• _Dataset excerpts_
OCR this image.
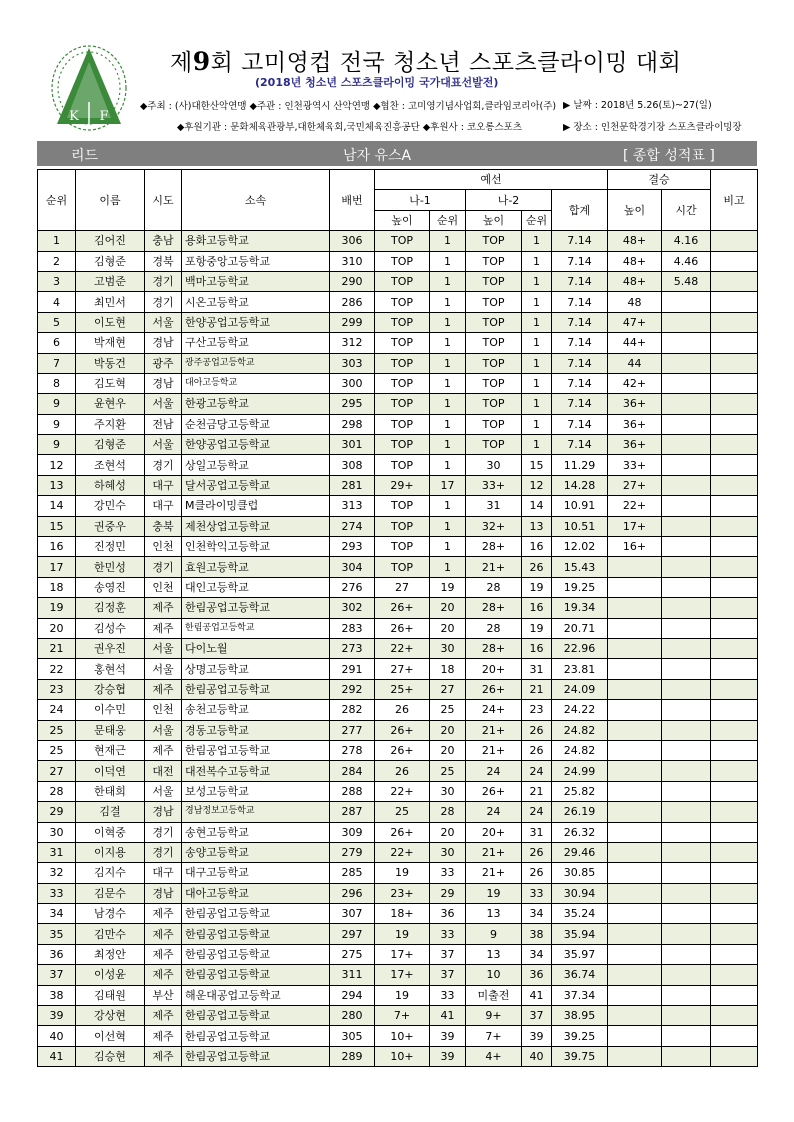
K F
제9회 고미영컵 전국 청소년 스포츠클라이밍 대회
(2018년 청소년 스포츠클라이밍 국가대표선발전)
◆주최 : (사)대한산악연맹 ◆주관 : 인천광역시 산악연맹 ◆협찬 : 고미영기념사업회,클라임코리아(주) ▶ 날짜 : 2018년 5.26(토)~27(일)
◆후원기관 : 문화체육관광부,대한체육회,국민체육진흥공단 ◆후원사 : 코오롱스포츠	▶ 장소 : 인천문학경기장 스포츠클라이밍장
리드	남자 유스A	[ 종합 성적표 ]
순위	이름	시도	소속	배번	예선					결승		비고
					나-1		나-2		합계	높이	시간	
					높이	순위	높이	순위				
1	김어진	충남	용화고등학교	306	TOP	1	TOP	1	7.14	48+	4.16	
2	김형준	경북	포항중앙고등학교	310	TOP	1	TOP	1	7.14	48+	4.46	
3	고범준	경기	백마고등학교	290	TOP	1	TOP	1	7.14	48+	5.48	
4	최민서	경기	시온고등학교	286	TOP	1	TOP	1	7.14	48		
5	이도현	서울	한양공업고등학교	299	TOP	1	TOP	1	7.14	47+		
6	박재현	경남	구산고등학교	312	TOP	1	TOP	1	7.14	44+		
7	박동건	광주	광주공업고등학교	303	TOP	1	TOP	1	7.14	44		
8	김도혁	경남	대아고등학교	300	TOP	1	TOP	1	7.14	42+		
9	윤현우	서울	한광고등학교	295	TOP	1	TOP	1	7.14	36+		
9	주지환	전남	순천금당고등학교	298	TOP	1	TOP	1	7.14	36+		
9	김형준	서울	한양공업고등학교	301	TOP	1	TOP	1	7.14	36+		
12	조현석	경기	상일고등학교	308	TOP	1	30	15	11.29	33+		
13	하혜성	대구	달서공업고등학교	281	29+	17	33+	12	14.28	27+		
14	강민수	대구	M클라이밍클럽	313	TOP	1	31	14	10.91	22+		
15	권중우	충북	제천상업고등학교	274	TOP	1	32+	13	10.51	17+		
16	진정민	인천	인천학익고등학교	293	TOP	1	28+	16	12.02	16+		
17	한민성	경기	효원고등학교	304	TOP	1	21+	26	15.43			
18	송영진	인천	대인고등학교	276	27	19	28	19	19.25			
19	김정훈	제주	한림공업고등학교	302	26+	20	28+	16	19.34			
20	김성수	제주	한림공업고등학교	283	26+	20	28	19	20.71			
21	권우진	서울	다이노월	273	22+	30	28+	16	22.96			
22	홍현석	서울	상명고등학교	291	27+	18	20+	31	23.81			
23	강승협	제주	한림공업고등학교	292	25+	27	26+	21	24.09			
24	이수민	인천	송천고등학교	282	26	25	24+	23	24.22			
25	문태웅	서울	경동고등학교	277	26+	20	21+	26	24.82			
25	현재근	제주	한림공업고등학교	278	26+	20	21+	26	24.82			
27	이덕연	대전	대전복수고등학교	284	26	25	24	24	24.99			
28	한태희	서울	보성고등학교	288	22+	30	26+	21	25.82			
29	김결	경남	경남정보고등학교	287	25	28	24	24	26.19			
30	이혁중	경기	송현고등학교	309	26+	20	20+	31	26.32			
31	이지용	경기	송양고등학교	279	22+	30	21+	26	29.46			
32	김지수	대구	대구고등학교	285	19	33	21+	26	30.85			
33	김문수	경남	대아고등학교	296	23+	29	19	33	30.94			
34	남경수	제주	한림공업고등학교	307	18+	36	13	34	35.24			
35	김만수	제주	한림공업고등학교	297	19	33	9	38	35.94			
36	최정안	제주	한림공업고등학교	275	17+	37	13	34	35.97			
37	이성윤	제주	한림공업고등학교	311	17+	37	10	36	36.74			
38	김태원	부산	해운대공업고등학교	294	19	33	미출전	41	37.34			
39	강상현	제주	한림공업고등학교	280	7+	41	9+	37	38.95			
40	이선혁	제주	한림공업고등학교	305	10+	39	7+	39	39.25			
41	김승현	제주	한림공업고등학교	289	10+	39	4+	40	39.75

• _Aim of the task_
Go through the records above, find every line with the word "대아고등학교", and list those lines.

• _Solution to this problem_
8	김도혁	경남	대아고등학교	300	TOP	1	TOP	1	7.14	42+		
33	김문수	경남	대아고등학교	296	23+	29	19	33	30.94			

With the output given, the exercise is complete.